Stored records
━━━━━━━━

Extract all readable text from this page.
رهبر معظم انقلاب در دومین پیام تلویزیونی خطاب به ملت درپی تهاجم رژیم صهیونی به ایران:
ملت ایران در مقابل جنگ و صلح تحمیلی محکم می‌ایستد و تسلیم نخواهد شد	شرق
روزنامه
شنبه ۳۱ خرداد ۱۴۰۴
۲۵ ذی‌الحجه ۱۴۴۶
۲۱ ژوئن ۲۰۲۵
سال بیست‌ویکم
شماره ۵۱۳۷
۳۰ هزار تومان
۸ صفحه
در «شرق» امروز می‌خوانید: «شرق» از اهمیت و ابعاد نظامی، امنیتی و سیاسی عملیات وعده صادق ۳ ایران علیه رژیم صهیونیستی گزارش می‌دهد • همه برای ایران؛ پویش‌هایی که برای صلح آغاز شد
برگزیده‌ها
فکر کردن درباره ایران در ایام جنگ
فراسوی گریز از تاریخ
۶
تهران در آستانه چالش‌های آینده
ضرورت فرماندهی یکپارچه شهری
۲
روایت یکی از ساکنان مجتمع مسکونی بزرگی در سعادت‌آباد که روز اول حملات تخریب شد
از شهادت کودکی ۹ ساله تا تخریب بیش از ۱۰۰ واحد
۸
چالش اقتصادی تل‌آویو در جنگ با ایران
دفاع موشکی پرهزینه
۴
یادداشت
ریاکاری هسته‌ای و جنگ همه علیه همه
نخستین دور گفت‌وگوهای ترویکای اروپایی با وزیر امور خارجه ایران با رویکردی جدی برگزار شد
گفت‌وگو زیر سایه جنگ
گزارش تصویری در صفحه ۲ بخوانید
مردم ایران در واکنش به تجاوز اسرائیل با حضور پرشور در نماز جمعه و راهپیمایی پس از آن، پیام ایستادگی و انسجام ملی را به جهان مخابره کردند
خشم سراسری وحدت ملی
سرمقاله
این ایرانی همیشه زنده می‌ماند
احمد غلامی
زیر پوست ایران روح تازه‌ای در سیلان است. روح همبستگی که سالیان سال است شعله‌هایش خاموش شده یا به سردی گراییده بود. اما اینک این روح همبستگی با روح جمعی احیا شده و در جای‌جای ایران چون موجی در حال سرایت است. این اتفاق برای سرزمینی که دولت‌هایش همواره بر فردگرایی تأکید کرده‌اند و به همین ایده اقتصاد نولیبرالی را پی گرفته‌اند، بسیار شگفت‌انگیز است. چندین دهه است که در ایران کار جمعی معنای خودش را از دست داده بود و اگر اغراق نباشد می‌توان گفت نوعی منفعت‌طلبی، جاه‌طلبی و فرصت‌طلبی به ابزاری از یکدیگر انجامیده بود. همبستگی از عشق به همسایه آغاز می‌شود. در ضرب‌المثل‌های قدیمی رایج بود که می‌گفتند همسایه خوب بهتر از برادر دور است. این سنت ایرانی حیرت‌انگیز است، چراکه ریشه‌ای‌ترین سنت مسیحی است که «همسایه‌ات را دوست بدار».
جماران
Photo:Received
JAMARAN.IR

━━━━━━━━

- **Work required**
Where a line holds "علیه", copy it out.

- **Response below**
در «شرق» امروز می‌خوانید: «شرق» از اهمیت و ابعاد نظامی، امنیتی و سیاسی عملیات وعده صادق ۳ ایران علیه رژیم صهیونیستی گزارش می‌دهد • همه برای ایران؛ پویش‌هایی که برای صلح آغاز شد
ریاکاری هسته‌ای و جنگ همه علیه همه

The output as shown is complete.